* AIM OF THE TASK: I would like every line of the records below that contains the word "instance" copied.

══ LISTED RECORDS ══

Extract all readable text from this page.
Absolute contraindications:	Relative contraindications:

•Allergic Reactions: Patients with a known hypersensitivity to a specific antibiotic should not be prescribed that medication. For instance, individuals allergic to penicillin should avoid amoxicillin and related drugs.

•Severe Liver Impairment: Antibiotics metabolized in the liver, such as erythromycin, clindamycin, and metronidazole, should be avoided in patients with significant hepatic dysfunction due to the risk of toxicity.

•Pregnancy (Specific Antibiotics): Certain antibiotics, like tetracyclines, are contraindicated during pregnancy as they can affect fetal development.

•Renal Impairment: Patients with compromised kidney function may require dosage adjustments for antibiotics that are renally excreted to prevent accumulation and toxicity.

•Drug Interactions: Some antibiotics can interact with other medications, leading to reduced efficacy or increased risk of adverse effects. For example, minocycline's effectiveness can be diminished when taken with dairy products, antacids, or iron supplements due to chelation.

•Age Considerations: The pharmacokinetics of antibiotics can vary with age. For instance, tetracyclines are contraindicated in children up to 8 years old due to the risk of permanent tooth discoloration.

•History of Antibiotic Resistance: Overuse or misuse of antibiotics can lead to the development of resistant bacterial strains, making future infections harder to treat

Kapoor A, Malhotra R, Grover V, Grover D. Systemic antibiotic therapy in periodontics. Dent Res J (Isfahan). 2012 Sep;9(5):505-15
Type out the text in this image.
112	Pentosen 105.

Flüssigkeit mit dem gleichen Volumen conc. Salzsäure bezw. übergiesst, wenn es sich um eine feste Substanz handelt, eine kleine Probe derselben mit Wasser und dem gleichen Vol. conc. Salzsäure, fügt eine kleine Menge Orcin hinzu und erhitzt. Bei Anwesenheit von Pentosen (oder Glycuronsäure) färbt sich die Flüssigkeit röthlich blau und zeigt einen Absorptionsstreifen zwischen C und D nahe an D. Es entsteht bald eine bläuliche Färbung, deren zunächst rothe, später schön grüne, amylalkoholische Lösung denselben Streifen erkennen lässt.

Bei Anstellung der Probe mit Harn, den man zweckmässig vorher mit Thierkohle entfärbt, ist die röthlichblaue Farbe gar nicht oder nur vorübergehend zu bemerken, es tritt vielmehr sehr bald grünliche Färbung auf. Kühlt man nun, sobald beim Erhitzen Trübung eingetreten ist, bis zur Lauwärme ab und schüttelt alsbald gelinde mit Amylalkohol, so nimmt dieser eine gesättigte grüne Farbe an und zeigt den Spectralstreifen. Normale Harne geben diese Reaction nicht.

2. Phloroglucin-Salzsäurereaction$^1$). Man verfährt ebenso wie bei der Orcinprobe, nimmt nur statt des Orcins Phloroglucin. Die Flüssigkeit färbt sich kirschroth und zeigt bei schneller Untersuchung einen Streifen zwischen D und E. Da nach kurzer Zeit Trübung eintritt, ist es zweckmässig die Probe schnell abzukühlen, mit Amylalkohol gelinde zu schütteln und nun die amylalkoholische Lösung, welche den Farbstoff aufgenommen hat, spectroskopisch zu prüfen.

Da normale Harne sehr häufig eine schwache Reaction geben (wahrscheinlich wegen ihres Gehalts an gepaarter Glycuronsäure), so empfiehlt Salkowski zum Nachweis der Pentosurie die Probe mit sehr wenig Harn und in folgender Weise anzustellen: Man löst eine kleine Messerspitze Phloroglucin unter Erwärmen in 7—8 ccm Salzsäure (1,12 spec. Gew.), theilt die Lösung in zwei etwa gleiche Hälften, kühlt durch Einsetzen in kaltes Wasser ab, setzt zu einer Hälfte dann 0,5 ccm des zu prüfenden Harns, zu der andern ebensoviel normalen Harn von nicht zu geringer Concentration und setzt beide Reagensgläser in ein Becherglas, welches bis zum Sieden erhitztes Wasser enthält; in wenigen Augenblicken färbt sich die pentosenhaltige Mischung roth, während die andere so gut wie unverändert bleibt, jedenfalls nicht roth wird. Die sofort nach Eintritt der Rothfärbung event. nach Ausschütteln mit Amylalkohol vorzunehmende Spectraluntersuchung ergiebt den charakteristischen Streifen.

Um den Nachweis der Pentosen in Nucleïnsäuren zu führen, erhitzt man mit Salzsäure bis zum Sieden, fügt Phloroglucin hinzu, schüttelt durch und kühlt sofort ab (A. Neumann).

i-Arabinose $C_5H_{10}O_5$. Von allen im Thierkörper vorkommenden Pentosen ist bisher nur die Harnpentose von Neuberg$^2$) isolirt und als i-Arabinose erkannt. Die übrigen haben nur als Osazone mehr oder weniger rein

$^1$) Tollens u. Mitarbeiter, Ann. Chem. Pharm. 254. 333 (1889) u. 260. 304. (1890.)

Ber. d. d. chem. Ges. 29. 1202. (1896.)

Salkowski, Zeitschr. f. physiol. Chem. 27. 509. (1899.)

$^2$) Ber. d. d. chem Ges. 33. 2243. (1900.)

═══

* ANSWER FOR THIS EXERCISE:
•Allergic Reactions: Patients with a known hypersensitivity to a specific antibiotic should not be prescribed that medication. For instance, individuals allergic to penicillin should avoid amoxicillin and related drugs.
•Age Considerations: The pharmacokinetics of antibiotics can vary with age. For instance, tetracyclines are contraindicated in children up to 8 years old due to the risk of permanent tooth discoloration.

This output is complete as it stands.